* [The request]:
Exactly reproduce each record listed below.

* [Dataset excerpts]:
• • • • • • •

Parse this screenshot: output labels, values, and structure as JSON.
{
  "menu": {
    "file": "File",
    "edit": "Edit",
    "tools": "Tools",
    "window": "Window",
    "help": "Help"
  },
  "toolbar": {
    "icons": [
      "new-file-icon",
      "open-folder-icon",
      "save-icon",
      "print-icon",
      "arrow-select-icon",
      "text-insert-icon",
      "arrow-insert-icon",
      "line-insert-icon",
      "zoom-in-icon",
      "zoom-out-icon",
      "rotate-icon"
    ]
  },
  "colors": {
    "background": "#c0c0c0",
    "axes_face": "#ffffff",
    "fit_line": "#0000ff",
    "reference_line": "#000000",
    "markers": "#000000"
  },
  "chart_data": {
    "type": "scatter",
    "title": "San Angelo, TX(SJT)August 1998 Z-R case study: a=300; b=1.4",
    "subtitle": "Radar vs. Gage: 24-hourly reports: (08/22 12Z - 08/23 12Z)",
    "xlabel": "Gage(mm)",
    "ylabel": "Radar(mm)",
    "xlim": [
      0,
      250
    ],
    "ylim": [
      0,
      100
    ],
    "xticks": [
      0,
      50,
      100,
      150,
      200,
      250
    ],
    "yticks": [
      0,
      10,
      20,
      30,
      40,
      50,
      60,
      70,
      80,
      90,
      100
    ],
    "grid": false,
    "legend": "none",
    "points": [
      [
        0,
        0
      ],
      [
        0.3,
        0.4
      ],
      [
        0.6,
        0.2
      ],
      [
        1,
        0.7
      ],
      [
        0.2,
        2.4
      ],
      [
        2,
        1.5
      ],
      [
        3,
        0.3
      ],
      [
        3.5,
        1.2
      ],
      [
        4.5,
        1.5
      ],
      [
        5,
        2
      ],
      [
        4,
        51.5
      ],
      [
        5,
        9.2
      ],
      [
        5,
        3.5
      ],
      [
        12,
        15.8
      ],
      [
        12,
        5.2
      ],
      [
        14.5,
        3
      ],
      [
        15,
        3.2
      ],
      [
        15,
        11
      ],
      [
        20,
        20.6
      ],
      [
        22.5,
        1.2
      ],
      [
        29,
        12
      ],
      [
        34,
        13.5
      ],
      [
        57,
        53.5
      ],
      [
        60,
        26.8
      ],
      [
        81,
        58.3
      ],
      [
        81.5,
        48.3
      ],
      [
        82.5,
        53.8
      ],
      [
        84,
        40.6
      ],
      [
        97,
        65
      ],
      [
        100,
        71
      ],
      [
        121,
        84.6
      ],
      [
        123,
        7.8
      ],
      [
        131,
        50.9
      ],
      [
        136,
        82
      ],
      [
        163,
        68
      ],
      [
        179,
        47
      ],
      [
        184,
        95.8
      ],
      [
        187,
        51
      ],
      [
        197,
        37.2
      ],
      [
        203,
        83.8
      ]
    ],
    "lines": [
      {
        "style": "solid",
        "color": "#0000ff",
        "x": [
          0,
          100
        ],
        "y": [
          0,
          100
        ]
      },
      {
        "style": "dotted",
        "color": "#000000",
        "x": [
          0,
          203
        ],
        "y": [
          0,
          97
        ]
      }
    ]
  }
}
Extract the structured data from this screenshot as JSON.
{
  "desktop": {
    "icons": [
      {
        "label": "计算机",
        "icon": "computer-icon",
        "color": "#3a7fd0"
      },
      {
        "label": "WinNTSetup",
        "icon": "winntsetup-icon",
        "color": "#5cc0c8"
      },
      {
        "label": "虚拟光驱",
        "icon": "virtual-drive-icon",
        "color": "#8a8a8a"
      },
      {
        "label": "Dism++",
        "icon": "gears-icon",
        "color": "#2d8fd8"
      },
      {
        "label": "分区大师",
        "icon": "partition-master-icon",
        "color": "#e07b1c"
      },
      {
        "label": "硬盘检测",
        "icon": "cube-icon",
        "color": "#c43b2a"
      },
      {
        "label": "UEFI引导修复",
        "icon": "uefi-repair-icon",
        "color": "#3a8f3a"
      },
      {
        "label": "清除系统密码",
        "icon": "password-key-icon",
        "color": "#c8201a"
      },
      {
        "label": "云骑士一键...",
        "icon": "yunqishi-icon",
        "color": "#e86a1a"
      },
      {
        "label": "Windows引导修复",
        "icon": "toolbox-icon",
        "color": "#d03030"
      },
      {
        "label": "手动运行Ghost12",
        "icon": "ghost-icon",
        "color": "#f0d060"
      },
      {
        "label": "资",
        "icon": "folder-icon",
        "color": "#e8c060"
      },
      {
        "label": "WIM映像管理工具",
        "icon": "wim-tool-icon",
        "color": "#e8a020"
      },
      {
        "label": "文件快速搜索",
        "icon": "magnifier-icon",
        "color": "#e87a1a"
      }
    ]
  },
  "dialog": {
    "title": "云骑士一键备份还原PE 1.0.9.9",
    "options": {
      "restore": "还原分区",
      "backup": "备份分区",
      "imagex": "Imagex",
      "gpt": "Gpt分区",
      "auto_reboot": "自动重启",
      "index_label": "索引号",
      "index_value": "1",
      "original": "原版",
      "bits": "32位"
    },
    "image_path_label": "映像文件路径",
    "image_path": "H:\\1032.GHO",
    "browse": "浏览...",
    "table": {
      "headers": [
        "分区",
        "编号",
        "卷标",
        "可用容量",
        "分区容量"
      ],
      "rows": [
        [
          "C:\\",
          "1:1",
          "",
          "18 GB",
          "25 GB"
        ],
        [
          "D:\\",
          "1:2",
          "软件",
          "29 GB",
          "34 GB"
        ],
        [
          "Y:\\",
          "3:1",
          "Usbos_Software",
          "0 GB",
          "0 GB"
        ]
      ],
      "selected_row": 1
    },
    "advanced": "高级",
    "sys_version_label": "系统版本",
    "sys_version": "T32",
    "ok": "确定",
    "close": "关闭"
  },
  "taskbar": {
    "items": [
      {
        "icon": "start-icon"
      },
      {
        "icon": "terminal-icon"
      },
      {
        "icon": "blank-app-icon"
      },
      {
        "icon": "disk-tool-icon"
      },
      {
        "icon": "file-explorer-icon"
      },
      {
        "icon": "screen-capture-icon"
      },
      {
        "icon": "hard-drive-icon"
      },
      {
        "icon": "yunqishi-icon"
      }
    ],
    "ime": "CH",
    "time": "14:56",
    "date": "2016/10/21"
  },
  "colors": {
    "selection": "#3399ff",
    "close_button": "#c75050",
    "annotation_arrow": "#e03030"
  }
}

• • • • • • •

* [Exercise solution]:
Parse this screenshot: output labels, values, and structure as JSON.
{
  "menu": {
    "file": "File",
    "edit": "Edit",
    "tools": "Tools",
    "window": "Window",
    "help": "Help"
  },
  "toolbar": {
    "icons": [
      "new-file-icon",
      "open-folder-icon",
      "save-icon",
      "print-icon",
      "arrow-select-icon",
      "text-insert-icon",
      "arrow-insert-icon",
      "line-insert-icon",
      "zoom-in-icon",
      "zoom-out-icon",
      "rotate-icon"
    ]
  },
  "colors": {
    "background": "#c0c0c0",
    "axes_face": "#ffffff",
    "fit_line": "#0000ff",
    "reference_line": "#000000",
    "markers": "#000000"
  },
  "chart_data": {
    "type": "scatter",
    "title": "San Angelo, TX(SJT)August 1998 Z-R case study: a=300; b=1.4",
    "subtitle": "Radar vs. Gage: 24-hourly reports: (08/22 12Z - 08/23 12Z)",
    "xlabel": "Gage(mm)",
    "ylabel": "Radar(mm)",
    "xlim": [
      0,
      250
    ],
    "ylim": [
      0,
      100
    ],
    "xticks": [
      0,
      50,
      100,
      150,
      200,
      250
    ],
    "yticks": [
      0,
      10,
      20,
      30,
      40,
      50,
      60,
      70,
      80,
      90,
      100
    ],
    "grid": false,
    "legend": "none",
    "points": [
      [
        0,
        0
      ],
      [
        0.3,
        0.4
      ],
      [
        0.6,
        0.2
      ],
      [
        1,
        0.7
      ],
      [
        0.2,
        2.4
      ],
      [
        2,
        1.5
      ],
      [
        3,
        0.3
      ],
      [
        3.5,
        1.2
      ],
      [
        4.5,
        1.5
      ],
      [
        5,
        2
      ],
      [
        4,
        51.5
      ],
      [
        5,
        9.2
      ],
      [
        5,
        3.5
      ],
      [
        12,
        15.8
      ],
      [
        12,
        5.2
      ],
      [
        14.5,
        3
      ],
      [
        15,
        3.2
      ],
      [
        15,
        11
      ],
      [
        20,
        20.6
      ],
      [
        22.5,
        1.2
      ],
      [
        29,
        12
      ],
      [
        34,
        13.5
      ],
      [
        57,
        53.5
      ],
      [
        60,
        26.8
      ],
      [
        81,
        58.3
      ],
      [
        81.5,
        48.3
      ],
      [
        82.5,
        53.8
      ],
      [
        84,
        40.6
      ],
      [
        97,
        65
      ],
      [
        100,
        71
      ],
      [
        121,
        84.6
      ],
      [
        123,
        7.8
      ],
      [
        131,
        50.9
      ],
      [
        136,
        82
      ],
      [
        163,
        68
      ],
      [
        179,
        47
      ],
      [
        184,
        95.8
      ],
      [
        187,
        51
      ],
      [
        197,
        37.2
      ],
      [
        203,
        83.8
      ]
    ],
    "lines": [
      {
        "style": "solid",
        "color": "#0000ff",
        "x": [
          0,
          100
        ],
        "y": [
          0,
          100
        ]
      },
      {
        "style": "dotted",
        "color": "#000000",
        "x": [
          0,
          203
        ],
        "y": [
          0,
          97
        ]
      }
    ]
  }
}
Extract the structured data from this screenshot as JSON.
{
  "desktop": {
    "icons": [
      {
        "label": "计算机",
        "icon": "computer-icon",
        "color": "#3a7fd0"
      },
      {
        "label": "WinNTSetup",
        "icon": "winntsetup-icon",
        "color": "#5cc0c8"
      },
      {
        "label": "虚拟光驱",
        "icon": "virtual-drive-icon",
        "color": "#8a8a8a"
      },
      {
        "label": "Dism++",
        "icon": "gears-icon",
        "color": "#2d8fd8"
      },
      {
        "label": "分区大师",
        "icon": "partition-master-icon",
        "color": "#e07b1c"
      },
      {
        "label": "硬盘检测",
        "icon": "cube-icon",
        "color": "#c43b2a"
      },
      {
        "label": "UEFI引导修复",
        "icon": "uefi-repair-icon",
        "color": "#3a8f3a"
      },
      {
        "label": "清除系统密码",
        "icon": "password-key-icon",
        "color": "#c8201a"
      },
      {
        "label": "云骑士一键...",
        "icon": "yunqishi-icon",
        "color": "#e86a1a"
      },
      {
        "label": "Windows引导修复",
        "icon": "toolbox-icon",
        "color": "#d03030"
      },
      {
        "label": "手动运行Ghost12",
        "icon": "ghost-icon",
        "color": "#f0d060"
      },
      {
        "label": "资",
        "icon": "folder-icon",
        "color": "#e8c060"
      },
      {
        "label": "WIM映像管理工具",
        "icon": "wim-tool-icon",
        "color": "#e8a020"
      },
      {
        "label": "文件快速搜索",
        "icon": "magnifier-icon",
        "color": "#e87a1a"
      }
    ]
  },
  "dialog": {
    "title": "云骑士一键备份还原PE 1.0.9.9",
    "options": {
      "restore": "还原分区",
      "backup": "备份分区",
      "imagex": "Imagex",
      "gpt": "Gpt分区",
      "auto_reboot": "自动重启",
      "index_label": "索引号",
      "index_value": "1",
      "original": "原版",
      "bits": "32位"
    },
    "image_path_label": "映像文件路径",
    "image_path": "H:\\1032.GHO",
    "browse": "浏览...",
    "table": {
      "headers": [
        "分区",
        "编号",
        "卷标",
        "可用容量",
        "分区容量"
      ],
      "rows": [
        [
          "C:\\",
          "1:1",
          "",
          "18 GB",
          "25 GB"
        ],
        [
          "D:\\",
          "1:2",
          "软件",
          "29 GB",
          "34 GB"
        ],
        [
          "Y:\\",
          "3:1",
          "Usbos_Software",
          "0 GB",
          "0 GB"
        ]
      ],
      "selected_row": 1
    },
    "advanced": "高级",
    "sys_version_label": "系统版本",
    "sys_version": "T32",
    "ok": "确定",
    "close": "关闭"
  },
  "taskbar": {
    "items": [
      {
        "icon": "start-icon"
      },
      {
        "icon": "terminal-icon"
      },
      {
        "icon": "blank-app-icon"
      },
      {
        "icon": "disk-tool-icon"
      },
      {
        "icon": "file-explorer-icon"
      },
      {
        "icon": "screen-capture-icon"
      },
      {
        "icon": "hard-drive-icon"
      },
      {
        "icon": "yunqishi-icon"
      }
    ],
    "ime": "CH",
    "time": "14:56",
    "date": "2016/10/21"
  },
  "colors": {
    "selection": "#3399ff",
    "close_button": "#c75050",
    "annotation_arrow": "#e03030"
  }
}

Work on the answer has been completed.